**What to work on**:
Transcribe the records exactly from the line with "What text is on this page?" to the end, both included.

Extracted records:
((

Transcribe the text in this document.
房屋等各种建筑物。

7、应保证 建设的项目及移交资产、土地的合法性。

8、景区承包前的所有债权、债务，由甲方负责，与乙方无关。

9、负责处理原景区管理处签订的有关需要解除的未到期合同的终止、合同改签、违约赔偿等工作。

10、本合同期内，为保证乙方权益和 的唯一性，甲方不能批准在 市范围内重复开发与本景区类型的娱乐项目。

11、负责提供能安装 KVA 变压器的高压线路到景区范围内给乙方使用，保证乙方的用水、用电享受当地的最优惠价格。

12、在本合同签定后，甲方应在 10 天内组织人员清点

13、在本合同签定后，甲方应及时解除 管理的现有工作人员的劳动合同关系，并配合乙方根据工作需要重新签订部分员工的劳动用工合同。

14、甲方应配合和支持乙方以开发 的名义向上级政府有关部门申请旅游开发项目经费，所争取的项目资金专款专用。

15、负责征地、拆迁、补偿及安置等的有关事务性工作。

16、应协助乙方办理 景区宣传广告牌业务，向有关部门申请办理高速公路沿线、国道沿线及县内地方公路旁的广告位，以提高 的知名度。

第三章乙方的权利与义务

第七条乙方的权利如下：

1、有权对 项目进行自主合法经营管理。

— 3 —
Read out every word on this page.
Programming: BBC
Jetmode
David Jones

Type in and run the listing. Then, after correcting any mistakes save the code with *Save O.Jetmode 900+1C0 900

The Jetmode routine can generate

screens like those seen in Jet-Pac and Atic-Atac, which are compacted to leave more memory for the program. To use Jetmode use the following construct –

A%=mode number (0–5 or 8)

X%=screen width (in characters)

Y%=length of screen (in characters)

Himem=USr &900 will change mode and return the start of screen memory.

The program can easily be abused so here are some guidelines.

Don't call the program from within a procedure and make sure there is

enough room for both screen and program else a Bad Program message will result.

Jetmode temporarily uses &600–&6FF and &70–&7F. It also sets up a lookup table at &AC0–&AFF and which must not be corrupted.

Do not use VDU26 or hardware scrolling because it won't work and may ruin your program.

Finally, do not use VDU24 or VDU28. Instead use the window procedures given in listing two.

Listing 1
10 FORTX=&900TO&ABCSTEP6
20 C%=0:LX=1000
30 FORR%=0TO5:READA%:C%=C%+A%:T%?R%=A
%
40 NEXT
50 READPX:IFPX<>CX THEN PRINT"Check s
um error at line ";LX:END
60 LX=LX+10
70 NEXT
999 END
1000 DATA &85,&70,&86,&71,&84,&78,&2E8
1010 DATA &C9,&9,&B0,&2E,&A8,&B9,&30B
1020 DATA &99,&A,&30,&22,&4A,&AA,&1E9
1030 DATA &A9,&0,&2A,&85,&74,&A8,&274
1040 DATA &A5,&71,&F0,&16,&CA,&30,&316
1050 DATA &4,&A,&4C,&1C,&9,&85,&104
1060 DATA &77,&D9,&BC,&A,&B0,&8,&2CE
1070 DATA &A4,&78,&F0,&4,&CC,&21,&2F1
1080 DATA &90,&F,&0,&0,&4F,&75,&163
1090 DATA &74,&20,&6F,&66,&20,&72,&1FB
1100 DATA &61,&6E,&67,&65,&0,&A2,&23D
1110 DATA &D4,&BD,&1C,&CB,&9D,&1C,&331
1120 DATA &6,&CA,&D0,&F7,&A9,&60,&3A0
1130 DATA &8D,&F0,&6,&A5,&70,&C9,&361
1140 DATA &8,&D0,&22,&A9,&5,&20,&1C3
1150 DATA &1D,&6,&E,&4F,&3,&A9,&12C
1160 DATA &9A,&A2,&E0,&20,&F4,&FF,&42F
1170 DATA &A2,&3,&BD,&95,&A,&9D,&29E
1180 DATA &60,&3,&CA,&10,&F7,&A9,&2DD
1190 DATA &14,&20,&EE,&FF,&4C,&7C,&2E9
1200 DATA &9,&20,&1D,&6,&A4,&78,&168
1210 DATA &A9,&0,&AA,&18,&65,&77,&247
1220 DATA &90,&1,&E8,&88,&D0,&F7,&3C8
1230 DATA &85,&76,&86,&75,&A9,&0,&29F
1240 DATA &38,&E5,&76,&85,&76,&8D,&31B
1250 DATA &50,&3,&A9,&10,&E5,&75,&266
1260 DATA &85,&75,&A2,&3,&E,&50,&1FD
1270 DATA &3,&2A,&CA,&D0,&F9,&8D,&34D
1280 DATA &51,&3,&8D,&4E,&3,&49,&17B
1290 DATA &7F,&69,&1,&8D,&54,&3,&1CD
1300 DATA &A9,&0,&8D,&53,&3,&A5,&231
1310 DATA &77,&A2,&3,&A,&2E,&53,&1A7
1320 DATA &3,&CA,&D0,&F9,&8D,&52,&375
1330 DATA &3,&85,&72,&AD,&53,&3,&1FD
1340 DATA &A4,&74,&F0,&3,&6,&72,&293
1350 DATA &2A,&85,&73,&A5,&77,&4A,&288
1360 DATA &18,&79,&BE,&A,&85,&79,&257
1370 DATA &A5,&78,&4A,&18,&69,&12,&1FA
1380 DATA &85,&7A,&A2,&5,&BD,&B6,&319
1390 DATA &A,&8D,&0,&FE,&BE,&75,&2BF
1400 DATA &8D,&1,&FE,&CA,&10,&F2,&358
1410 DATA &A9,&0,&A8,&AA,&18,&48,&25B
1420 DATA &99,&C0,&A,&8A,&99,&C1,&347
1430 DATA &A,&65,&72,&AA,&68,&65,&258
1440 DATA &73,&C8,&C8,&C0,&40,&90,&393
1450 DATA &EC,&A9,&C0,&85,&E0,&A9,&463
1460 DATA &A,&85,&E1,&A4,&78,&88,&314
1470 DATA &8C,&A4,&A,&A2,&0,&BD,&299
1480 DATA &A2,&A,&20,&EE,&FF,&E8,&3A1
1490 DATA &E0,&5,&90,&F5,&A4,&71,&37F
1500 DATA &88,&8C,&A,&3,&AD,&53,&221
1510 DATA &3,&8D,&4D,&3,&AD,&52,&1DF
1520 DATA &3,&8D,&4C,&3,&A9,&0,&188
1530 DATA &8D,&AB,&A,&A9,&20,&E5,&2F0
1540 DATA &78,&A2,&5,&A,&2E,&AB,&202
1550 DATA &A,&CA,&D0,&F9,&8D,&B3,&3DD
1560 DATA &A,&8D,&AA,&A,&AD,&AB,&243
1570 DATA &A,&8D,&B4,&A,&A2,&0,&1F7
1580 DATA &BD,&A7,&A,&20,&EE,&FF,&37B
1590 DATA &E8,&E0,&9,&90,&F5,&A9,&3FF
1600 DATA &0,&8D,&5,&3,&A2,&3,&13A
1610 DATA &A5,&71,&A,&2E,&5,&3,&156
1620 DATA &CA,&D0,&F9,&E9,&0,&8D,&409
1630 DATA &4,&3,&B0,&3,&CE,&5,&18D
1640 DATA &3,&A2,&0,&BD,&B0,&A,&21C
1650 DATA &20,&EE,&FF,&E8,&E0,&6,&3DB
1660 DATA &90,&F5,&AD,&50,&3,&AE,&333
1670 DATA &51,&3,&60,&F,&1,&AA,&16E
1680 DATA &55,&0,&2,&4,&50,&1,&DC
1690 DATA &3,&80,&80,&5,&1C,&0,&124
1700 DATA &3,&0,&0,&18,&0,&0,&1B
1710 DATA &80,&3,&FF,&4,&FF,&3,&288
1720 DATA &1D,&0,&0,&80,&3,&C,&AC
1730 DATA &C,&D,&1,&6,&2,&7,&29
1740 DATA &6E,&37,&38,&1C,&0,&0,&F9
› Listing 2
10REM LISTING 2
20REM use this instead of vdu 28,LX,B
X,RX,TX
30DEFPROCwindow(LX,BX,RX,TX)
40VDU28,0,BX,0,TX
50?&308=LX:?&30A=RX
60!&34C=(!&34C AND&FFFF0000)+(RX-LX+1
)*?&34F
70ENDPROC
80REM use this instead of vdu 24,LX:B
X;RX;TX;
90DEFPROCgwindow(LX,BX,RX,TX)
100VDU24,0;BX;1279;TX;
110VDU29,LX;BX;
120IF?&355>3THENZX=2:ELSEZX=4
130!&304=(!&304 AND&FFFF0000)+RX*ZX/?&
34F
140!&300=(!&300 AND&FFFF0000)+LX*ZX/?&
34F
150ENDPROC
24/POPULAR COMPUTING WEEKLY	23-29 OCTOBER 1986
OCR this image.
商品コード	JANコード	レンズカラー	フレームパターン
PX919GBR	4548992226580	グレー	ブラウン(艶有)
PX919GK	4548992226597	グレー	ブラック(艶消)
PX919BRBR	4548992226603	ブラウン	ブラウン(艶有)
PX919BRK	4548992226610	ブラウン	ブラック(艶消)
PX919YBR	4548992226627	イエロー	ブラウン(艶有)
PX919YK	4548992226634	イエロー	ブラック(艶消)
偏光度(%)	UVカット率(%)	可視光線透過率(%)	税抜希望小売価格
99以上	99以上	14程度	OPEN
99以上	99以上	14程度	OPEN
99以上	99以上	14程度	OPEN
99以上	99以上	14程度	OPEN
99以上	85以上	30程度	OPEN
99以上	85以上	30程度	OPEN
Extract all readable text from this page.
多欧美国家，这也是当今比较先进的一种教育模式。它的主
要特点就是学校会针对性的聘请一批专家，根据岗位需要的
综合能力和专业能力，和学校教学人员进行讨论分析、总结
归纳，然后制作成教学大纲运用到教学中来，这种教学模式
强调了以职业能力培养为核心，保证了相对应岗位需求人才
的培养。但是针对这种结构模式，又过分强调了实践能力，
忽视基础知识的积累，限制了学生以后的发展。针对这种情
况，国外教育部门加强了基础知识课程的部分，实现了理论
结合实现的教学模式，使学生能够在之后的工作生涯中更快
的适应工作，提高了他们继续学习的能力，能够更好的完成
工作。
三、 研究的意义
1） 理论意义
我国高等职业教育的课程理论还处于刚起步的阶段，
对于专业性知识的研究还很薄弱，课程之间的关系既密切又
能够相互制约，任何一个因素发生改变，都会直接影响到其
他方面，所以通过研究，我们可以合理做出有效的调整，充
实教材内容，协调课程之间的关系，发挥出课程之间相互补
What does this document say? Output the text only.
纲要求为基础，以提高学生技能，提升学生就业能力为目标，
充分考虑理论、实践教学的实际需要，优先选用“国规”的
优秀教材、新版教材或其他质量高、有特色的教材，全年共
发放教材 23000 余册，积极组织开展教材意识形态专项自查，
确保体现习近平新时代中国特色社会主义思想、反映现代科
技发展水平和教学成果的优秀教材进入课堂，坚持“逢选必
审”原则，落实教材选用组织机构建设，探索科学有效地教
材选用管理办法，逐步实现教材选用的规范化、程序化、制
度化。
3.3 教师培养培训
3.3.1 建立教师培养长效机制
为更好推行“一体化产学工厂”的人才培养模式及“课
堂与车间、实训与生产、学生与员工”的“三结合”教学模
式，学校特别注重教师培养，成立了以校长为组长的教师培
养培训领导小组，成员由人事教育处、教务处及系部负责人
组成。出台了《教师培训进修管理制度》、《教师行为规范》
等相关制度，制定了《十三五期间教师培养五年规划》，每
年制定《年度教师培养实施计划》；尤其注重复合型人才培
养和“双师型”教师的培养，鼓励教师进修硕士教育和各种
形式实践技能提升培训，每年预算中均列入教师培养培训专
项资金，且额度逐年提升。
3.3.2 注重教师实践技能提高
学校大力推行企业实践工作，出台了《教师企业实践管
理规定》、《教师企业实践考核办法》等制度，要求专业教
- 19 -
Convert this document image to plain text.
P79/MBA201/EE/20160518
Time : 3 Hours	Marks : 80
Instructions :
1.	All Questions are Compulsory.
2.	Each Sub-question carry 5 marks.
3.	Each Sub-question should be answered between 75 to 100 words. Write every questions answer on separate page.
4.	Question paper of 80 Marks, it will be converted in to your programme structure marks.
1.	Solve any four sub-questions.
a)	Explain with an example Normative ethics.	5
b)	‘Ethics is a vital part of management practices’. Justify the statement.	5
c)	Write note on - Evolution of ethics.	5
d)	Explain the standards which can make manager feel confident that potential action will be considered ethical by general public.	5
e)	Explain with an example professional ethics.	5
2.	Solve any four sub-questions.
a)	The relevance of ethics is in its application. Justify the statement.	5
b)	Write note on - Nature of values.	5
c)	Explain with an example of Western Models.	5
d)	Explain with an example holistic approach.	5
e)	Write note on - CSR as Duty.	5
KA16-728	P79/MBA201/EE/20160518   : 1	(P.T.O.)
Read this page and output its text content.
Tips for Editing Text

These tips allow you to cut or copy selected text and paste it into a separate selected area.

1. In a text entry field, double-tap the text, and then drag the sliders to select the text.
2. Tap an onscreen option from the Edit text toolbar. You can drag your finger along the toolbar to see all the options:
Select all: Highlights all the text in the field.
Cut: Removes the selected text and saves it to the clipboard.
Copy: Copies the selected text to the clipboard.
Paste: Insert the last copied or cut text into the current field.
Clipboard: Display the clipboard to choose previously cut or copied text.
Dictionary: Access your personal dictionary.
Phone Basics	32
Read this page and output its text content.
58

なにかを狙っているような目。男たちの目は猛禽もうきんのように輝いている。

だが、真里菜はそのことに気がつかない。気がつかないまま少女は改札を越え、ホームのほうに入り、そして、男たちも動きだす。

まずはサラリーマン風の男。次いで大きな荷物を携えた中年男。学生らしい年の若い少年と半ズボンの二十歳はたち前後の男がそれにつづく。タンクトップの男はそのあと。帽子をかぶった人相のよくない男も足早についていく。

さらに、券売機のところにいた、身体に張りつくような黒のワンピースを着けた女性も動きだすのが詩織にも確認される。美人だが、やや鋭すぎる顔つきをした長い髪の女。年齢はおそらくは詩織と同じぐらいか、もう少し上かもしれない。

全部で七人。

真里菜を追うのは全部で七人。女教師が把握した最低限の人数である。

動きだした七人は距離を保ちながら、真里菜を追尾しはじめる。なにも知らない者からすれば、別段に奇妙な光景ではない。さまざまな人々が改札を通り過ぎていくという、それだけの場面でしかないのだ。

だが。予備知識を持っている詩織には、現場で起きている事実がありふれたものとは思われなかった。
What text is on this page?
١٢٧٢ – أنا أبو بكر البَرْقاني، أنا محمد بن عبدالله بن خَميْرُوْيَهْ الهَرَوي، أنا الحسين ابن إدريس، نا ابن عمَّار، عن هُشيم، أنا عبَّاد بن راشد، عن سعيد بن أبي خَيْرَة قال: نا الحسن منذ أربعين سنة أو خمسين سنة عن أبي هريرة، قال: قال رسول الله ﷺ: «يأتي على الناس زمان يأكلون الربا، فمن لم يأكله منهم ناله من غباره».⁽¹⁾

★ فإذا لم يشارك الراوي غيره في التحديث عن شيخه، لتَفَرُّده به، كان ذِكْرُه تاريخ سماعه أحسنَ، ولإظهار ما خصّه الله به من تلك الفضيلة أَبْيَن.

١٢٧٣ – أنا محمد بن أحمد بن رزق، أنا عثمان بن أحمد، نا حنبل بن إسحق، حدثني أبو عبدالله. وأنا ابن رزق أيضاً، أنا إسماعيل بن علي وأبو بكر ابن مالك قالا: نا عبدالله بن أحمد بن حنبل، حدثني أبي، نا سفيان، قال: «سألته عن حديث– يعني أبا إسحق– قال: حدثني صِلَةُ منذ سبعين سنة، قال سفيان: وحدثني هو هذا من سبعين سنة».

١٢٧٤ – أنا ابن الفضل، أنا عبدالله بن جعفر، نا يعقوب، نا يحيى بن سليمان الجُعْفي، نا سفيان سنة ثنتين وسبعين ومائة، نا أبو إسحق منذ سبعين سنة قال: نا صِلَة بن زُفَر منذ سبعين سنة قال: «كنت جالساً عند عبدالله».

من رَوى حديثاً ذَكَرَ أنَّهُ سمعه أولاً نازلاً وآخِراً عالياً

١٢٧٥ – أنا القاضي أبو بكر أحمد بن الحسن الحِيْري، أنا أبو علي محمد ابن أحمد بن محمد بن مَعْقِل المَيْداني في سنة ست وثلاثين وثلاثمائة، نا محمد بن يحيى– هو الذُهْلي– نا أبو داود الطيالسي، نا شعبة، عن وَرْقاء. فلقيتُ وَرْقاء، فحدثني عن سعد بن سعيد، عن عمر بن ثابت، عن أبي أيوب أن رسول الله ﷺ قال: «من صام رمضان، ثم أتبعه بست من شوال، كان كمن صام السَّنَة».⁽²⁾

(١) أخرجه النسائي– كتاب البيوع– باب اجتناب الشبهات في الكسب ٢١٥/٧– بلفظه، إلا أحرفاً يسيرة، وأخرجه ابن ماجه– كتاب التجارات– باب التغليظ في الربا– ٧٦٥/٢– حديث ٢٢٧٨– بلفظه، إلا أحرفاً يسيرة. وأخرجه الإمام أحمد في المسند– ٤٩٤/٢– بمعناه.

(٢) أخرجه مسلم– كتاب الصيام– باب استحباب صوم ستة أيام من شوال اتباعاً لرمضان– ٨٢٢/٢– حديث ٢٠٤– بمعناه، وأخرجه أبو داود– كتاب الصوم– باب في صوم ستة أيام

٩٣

))

**Completed task**:
What text is on this page?
١٢٧٢ – أنا أبو بكر البَرْقاني، أنا محمد بن عبدالله بن خَميْرُوْيَهْ الهَرَوي، أنا الحسين ابن إدريس، نا ابن عمَّار، عن هُشيم، أنا عبَّاد بن راشد، عن سعيد بن أبي خَيْرَة قال: نا الحسن منذ أربعين سنة أو خمسين سنة عن أبي هريرة، قال: قال رسول الله ﷺ: «يأتي على الناس زمان يأكلون الربا، فمن لم يأكله منهم ناله من غباره».⁽¹⁾

★ فإذا لم يشارك الراوي غيره في التحديث عن شيخه، لتَفَرُّده به، كان ذِكْرُه تاريخ سماعه أحسنَ، ولإظهار ما خصّه الله به من تلك الفضيلة أَبْيَن.

١٢٧٣ – أنا محمد بن أحمد بن رزق، أنا عثمان بن أحمد، نا حنبل بن إسحق، حدثني أبو عبدالله. وأنا ابن رزق أيضاً، أنا إسماعيل بن علي وأبو بكر ابن مالك قالا: نا عبدالله بن أحمد بن حنبل، حدثني أبي، نا سفيان، قال: «سألته عن حديث– يعني أبا إسحق– قال: حدثني صِلَةُ منذ سبعين سنة، قال سفيان: وحدثني هو هذا من سبعين سنة».

١٢٧٤ – أنا ابن الفضل، أنا عبدالله بن جعفر، نا يعقوب، نا يحيى بن سليمان الجُعْفي، نا سفيان سنة ثنتين وسبعين ومائة، نا أبو إسحق منذ سبعين سنة قال: نا صِلَة بن زُفَر منذ سبعين سنة قال: «كنت جالساً عند عبدالله».

من رَوى حديثاً ذَكَرَ أنَّهُ سمعه أولاً نازلاً وآخِراً عالياً

١٢٧٥ – أنا القاضي أبو بكر أحمد بن الحسن الحِيْري، أنا أبو علي محمد ابن أحمد بن محمد بن مَعْقِل المَيْداني في سنة ست وثلاثين وثلاثمائة، نا محمد بن يحيى– هو الذُهْلي– نا أبو داود الطيالسي، نا شعبة، عن وَرْقاء. فلقيتُ وَرْقاء، فحدثني عن سعد بن سعيد، عن عمر بن ثابت، عن أبي أيوب أن رسول الله ﷺ قال: «من صام رمضان، ثم أتبعه بست من شوال، كان كمن صام السَّنَة».⁽²⁾

(١) أخرجه النسائي– كتاب البيوع– باب اجتناب الشبهات في الكسب ٢١٥/٧– بلفظه، إلا أحرفاً يسيرة، وأخرجه ابن ماجه– كتاب التجارات– باب التغليظ في الربا– ٧٦٥/٢– حديث ٢٢٧٨– بلفظه، إلا أحرفاً يسيرة. وأخرجه الإمام أحمد في المسند– ٤٩٤/٢– بمعناه.

(٢) أخرجه مسلم– كتاب الصيام– باب استحباب صوم ستة أيام من شوال اتباعاً لرمضان– ٨٢٢/٢– حديث ٢٠٤– بمعناه، وأخرجه أبو داود– كتاب الصوم– باب في صوم ستة أيام

٩٣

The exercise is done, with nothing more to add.